[Stored dataset items]
■ ■ ■ ■ ■

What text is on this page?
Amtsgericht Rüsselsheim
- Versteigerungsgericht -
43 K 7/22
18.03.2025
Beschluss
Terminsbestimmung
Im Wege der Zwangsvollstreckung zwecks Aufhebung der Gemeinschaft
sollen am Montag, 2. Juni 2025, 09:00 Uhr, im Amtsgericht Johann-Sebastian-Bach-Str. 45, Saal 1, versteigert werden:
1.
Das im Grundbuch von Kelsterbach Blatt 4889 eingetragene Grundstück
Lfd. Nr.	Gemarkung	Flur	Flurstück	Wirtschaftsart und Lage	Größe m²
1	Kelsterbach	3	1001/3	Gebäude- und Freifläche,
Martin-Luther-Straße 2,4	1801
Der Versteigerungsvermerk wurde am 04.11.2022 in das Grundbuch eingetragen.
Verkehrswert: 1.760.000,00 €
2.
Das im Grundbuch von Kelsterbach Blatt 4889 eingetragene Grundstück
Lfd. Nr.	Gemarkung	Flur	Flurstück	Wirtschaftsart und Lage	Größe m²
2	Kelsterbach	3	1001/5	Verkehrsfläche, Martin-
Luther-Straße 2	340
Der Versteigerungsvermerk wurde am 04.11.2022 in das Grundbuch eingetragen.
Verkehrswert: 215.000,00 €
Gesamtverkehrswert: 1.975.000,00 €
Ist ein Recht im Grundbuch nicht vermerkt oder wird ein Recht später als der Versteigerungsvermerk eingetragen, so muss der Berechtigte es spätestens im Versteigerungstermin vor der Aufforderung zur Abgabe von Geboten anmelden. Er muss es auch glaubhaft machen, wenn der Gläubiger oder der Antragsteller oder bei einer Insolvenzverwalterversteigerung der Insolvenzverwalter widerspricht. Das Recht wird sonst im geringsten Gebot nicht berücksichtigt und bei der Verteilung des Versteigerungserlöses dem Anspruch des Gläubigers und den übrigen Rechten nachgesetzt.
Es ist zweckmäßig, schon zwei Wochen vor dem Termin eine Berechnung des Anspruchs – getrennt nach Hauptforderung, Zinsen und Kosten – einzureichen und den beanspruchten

■ ■ ■ ■ ■

Short exercise:
List the lines that contain the word "Martin".

Correct response:
Martin-Luther-Straße 2,4	1801
2	Kelsterbach	3	1001/5	Verkehrsfläche, Martin-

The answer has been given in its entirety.